Aim of the exercise: List every line of inquiry that the thesis abstract below explicitly numbers as something the thesis explores.
Start Text provided
This thesis explores new geographies of minoritised languages in the diaspora, focusing on the Galician case (North-West Spain). While diaspora studies have largely examined displacement histories of nation-state ethnolinguistic subjectivities, their minoritised counterparts have often been overlooked. Within the UK, studies on heritage or community languages have paid no attention to European minoritised languages, cultures, and identities cohabiting with their hegemonic nation-state counterparts in UK’s diasporic spaces. The economic crisis of 2008 has shifted Galician diaspora dynamics in the UK. Newer cohorts of Galician migrants with different socioeconomic and linguistic profiles have shaken the landscape of preceding Galician community-building processes. In seeking to comprehend how new dynamics of group-making have unfolded over time and how differing understandings of Galicianness are negotiated, this thesis explores: (1) how Galician activist diasporans set up new forms of group-making and the tensions arising from different ideologies of language and nationhood among competing groups; (2) the symbolic resources utilised to define spaces of diasporic groupness; and (3) the emergence of new speakers of Galician as mobilising agents in the diaspora. Drawing on data collected via qualitative fieldwork conducted among Galician activists in the UK during 2017-2019, the thesis addresses both the conflictive and uniting nature of language as a key element of social life and argues that language is a pivotal component of diasporisation processes in relation to group-making and community-building. Turning first to the creation of diaspora spaces, the thesis postulates that conflicts emerge when diasporic groups claim legitimacy over what Galicianness entails. The thesis then discusses the different types of advocacy put forward by pro-Spanish and pro-Galician groups and how diasporic dynamics and community expectations are influenced by them. Finally, it examines the investment of pro-Galician diasporans in creating momentum for the language while constructing new spaces of collective action. The thesis ultimately contends that newer forms of social practice in diasporic group-making must adhere to ideas of political neutrality dominated by existing groups in order to perdure.
End Text provided
Start Given data
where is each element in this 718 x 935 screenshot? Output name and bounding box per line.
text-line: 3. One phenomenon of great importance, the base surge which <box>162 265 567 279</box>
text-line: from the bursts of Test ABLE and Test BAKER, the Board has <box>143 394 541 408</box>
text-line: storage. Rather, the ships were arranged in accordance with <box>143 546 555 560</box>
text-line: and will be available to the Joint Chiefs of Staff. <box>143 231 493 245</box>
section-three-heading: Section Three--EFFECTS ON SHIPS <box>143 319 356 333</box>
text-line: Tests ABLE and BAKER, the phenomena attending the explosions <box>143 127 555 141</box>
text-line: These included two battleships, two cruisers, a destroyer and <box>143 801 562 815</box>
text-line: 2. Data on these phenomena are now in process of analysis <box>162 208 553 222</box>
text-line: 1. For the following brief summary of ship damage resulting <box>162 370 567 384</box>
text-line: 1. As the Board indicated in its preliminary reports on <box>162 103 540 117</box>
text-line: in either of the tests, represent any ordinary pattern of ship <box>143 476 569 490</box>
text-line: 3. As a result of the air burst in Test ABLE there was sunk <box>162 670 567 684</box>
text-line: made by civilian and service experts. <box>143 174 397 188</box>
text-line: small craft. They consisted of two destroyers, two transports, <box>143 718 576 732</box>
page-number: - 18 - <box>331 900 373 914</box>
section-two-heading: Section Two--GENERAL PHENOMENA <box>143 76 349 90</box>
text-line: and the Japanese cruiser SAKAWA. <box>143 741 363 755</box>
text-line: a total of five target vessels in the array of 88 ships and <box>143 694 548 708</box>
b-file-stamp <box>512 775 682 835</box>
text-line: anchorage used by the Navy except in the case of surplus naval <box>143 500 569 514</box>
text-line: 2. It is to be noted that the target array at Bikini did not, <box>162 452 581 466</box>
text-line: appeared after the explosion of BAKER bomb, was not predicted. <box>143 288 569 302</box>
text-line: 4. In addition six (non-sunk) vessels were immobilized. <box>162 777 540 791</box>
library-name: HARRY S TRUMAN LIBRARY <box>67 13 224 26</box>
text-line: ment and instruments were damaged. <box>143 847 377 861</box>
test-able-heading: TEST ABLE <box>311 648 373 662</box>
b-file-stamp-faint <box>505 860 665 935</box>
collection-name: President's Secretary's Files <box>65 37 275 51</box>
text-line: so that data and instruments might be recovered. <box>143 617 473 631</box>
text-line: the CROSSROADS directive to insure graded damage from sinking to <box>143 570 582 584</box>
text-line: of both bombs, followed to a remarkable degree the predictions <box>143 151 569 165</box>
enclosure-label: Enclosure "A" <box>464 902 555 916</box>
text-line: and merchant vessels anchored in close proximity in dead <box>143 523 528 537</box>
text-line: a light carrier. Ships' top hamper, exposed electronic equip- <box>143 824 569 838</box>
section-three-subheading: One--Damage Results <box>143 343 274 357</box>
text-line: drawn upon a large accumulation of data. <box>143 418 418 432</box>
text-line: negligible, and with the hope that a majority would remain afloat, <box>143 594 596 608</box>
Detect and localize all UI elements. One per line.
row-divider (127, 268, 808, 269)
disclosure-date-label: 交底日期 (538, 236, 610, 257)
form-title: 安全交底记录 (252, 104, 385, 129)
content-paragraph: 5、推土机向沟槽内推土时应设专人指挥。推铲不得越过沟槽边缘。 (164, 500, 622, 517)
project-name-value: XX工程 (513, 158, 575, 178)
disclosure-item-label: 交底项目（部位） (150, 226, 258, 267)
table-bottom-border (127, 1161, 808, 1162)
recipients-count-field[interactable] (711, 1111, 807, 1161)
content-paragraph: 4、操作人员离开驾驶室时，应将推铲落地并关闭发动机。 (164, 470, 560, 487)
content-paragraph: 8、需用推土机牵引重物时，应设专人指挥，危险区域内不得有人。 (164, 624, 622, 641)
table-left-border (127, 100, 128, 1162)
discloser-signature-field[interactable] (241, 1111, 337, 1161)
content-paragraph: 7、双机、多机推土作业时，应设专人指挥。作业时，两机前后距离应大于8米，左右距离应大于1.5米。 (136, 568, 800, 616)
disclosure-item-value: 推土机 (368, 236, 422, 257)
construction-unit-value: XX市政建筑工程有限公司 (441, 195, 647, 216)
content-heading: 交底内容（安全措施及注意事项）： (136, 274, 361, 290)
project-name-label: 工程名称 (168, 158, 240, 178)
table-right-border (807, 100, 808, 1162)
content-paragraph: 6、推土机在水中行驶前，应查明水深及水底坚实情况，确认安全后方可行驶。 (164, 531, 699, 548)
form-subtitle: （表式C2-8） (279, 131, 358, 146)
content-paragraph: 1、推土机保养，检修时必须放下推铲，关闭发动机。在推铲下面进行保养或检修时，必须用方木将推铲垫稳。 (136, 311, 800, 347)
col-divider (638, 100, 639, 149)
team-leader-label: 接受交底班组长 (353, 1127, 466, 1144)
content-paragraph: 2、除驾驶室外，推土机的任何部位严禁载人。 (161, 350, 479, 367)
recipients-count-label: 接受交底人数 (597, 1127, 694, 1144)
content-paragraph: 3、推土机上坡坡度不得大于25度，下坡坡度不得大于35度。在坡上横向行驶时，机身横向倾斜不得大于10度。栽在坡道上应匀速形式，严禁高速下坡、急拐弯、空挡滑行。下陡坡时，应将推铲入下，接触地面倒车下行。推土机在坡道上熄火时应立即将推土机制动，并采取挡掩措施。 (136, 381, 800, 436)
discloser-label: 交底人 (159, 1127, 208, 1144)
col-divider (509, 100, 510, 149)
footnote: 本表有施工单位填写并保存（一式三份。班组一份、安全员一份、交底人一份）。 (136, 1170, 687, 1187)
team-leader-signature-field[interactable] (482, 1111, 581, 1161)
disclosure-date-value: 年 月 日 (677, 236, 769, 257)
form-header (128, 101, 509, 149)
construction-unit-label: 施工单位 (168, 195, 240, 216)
End Given data
Output below:
1. How Galician activist diasporans set up new forms of group-making and the tensions arising from different ideologies of language and nationhood among competing groups
2. The symbolic resources utilised to define spaces of diasporic groupness
3. The emergence of new speakers of Galician as mobilising agents in the diaspora